__SET EXERCISE__.
Search the material below for the string "commit" and extract each line that has it.

═══ SUPPLIED MATERIAL

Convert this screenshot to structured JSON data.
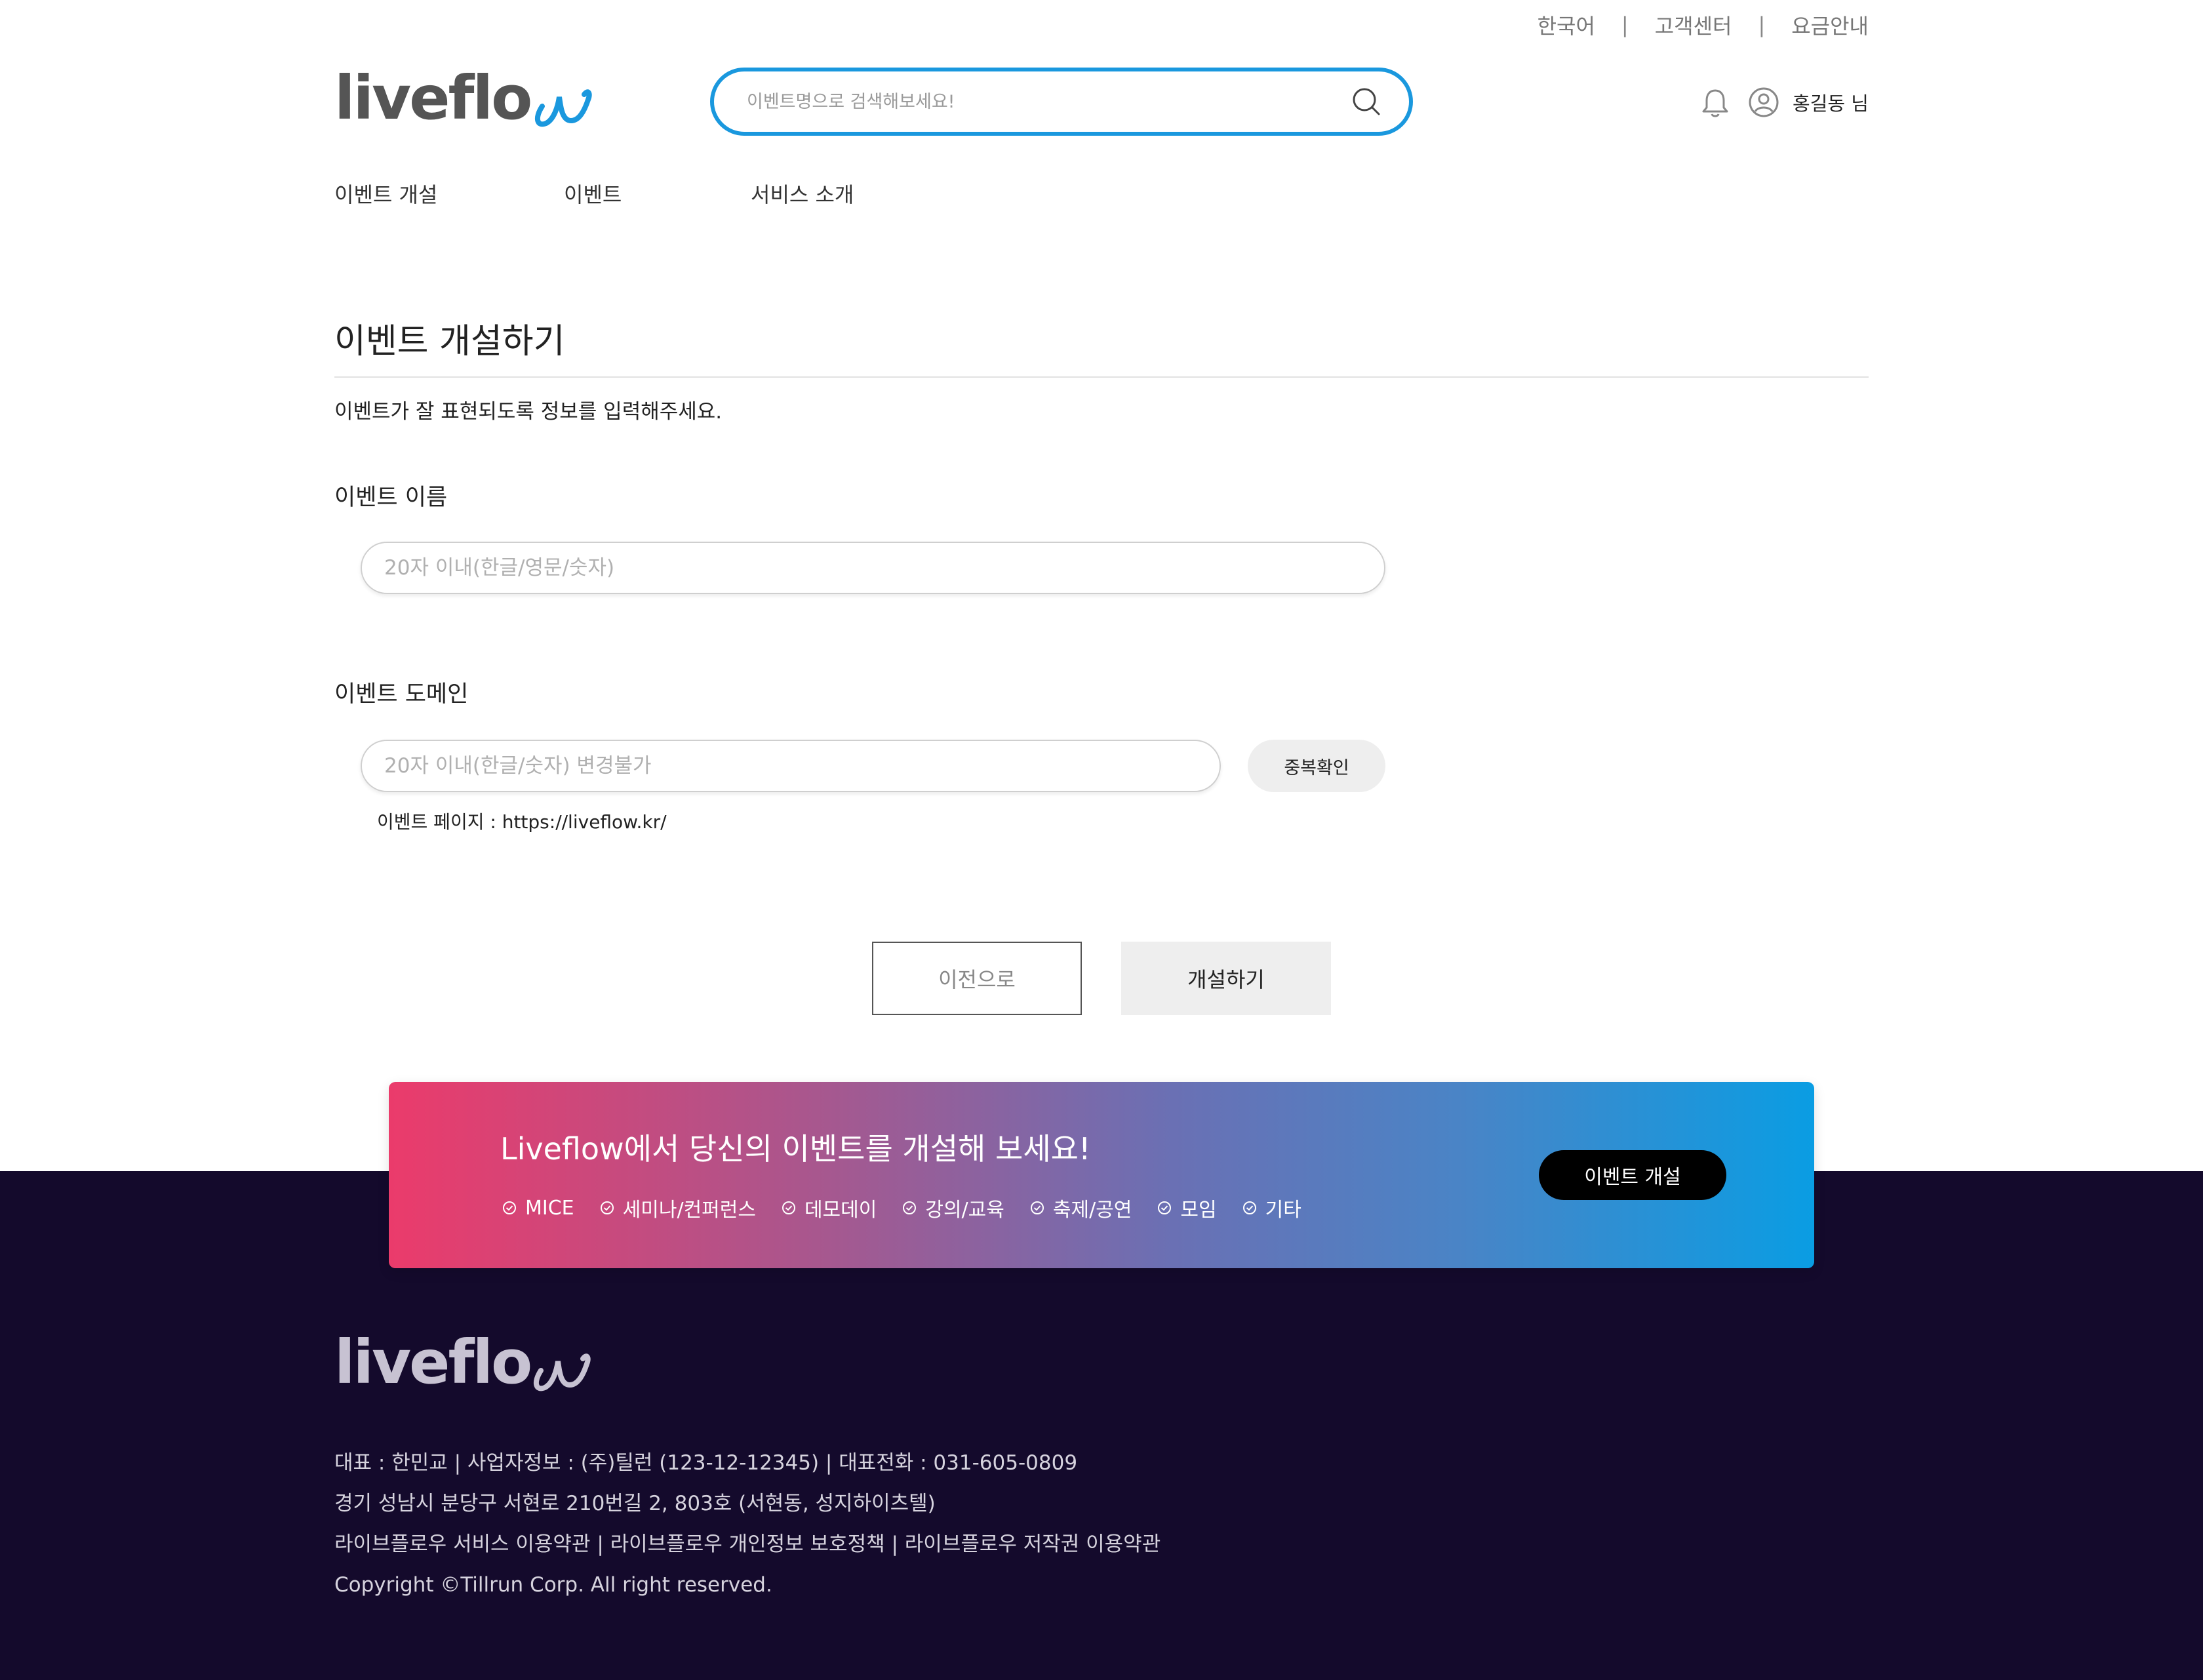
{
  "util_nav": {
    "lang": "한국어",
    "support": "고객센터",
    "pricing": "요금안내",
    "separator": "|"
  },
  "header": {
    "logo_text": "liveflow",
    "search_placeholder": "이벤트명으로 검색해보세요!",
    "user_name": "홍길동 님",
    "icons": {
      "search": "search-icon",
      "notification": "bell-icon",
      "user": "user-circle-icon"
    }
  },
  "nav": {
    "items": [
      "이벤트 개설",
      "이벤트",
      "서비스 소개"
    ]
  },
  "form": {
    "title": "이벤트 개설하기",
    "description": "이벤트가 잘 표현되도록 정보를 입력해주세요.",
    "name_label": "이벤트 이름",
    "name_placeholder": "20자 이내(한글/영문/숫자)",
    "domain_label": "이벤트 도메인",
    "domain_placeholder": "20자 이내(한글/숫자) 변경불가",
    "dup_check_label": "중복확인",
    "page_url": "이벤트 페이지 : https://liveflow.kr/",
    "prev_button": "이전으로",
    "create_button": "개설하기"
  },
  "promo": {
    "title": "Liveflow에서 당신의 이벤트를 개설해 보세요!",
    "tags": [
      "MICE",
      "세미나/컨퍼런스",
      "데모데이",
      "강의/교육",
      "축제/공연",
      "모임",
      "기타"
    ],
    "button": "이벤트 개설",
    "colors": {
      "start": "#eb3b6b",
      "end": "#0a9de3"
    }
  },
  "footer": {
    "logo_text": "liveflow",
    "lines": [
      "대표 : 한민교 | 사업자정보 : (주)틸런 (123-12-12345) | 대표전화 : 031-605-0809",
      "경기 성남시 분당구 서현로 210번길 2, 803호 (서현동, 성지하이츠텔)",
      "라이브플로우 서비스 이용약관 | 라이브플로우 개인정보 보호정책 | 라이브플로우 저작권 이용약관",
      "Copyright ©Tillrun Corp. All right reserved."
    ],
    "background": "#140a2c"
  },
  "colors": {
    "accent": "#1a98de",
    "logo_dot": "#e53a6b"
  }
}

══════
═══ SUPPLIED MATERIAL

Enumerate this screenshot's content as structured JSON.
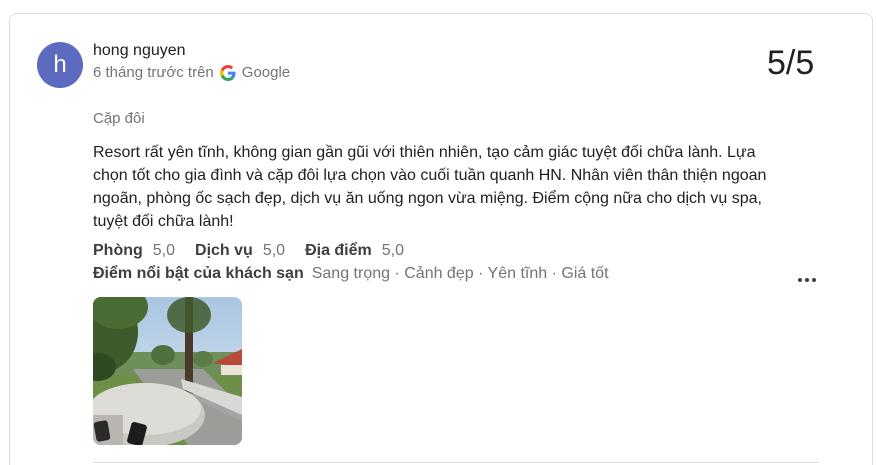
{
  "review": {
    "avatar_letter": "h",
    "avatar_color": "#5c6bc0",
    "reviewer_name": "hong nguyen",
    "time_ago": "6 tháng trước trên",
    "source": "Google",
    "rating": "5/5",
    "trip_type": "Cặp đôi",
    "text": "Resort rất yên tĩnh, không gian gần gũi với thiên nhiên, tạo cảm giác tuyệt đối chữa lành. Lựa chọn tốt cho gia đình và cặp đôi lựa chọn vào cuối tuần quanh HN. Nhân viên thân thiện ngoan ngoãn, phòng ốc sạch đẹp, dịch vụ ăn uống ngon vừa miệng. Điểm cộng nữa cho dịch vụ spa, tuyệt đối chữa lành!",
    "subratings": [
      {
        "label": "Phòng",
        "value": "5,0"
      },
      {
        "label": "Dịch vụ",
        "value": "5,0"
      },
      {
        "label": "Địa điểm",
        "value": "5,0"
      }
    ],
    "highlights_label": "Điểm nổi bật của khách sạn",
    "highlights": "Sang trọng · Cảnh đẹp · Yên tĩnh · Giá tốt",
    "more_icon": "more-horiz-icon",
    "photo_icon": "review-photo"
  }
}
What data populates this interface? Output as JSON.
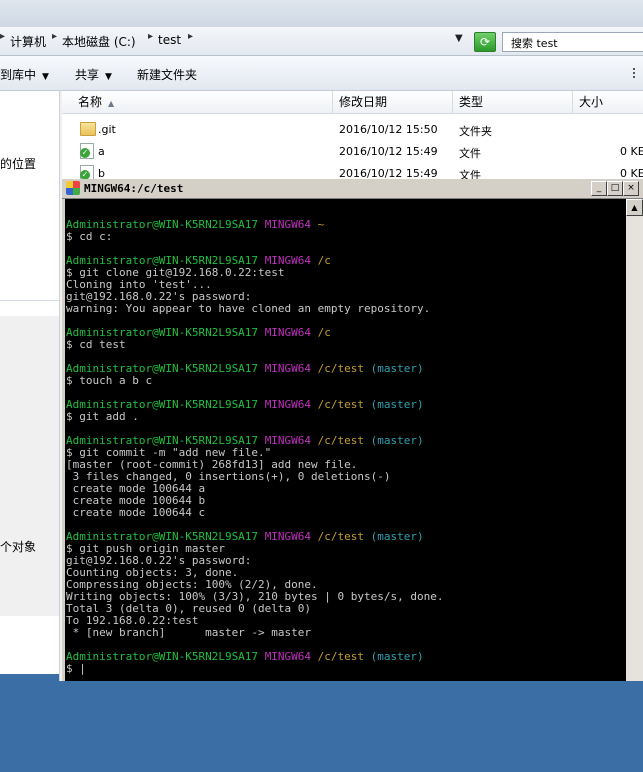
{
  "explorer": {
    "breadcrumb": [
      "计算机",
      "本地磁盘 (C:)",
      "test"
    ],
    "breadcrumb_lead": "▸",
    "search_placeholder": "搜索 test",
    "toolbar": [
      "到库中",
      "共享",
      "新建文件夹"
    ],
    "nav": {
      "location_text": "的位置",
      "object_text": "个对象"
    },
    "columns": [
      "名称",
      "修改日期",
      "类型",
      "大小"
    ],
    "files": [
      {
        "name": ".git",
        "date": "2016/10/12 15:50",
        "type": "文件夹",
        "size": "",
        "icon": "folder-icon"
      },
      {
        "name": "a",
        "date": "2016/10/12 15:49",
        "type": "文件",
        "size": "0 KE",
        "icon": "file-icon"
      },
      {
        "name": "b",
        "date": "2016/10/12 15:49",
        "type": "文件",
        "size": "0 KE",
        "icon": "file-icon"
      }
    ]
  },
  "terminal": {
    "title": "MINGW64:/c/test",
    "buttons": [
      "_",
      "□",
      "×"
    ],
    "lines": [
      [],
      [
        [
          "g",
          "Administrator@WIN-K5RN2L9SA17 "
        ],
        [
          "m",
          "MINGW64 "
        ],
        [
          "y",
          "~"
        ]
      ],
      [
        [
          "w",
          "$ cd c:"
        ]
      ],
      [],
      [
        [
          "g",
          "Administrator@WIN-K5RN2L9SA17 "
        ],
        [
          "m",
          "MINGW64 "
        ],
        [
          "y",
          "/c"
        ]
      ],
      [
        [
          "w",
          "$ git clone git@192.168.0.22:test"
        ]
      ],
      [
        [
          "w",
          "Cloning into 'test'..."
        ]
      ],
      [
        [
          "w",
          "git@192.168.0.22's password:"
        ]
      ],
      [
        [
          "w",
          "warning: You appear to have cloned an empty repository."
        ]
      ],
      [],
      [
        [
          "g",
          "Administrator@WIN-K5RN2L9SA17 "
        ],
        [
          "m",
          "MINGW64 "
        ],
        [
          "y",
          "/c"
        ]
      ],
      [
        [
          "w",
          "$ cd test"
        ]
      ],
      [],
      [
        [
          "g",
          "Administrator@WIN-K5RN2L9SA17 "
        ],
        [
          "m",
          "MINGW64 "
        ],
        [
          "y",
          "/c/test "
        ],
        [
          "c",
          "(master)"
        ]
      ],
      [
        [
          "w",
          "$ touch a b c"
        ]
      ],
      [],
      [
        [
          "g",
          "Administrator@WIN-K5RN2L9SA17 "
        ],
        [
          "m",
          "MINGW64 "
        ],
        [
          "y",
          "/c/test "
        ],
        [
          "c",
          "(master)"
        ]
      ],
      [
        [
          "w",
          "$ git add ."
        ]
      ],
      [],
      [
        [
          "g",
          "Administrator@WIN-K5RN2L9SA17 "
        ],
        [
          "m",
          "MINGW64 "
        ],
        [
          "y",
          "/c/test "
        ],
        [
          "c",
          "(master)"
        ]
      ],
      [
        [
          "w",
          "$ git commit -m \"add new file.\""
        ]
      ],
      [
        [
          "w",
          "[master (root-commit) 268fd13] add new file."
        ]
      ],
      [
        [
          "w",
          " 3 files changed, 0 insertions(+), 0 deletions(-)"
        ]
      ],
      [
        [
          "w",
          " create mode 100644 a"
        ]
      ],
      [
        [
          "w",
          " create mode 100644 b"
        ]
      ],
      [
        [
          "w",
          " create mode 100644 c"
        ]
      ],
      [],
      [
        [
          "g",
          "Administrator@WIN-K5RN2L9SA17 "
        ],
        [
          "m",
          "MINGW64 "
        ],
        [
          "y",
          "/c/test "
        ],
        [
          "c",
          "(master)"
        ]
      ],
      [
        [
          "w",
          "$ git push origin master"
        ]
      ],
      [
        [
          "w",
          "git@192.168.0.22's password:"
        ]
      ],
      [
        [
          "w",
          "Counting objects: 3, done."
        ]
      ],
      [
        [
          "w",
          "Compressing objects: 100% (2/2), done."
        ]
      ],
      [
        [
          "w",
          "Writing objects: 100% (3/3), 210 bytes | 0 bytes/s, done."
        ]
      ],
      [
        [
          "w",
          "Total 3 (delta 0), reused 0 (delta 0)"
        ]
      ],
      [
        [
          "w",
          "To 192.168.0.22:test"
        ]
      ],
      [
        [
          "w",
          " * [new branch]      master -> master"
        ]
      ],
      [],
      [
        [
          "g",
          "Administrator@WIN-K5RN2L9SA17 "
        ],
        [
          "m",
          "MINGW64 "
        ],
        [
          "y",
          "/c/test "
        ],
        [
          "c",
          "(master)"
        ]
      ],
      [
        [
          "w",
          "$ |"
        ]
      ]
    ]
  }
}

══════
═══ SUPPLIED MATERIAL

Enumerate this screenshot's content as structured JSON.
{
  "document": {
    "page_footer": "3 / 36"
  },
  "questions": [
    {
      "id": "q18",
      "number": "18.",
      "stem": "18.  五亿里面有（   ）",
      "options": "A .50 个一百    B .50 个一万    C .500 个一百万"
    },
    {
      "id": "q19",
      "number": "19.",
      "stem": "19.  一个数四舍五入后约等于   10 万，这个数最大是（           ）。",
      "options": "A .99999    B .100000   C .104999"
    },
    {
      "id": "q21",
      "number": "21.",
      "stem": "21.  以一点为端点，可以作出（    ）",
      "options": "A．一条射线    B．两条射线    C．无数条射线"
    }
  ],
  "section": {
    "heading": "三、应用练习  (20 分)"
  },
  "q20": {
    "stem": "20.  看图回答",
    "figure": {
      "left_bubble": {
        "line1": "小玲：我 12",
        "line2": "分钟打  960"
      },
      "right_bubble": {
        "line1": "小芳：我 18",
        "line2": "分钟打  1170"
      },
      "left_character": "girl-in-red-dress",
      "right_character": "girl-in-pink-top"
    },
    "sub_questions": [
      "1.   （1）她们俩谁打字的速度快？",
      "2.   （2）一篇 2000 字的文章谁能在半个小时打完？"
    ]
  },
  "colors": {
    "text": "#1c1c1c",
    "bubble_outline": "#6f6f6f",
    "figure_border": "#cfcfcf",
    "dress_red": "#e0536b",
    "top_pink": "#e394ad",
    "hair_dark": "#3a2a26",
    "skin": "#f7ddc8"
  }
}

══════

__CORRECT RESULT__.
          "$ git commit -m \"add new file.\""
          "[master (root-commit) 268fd13] add new file."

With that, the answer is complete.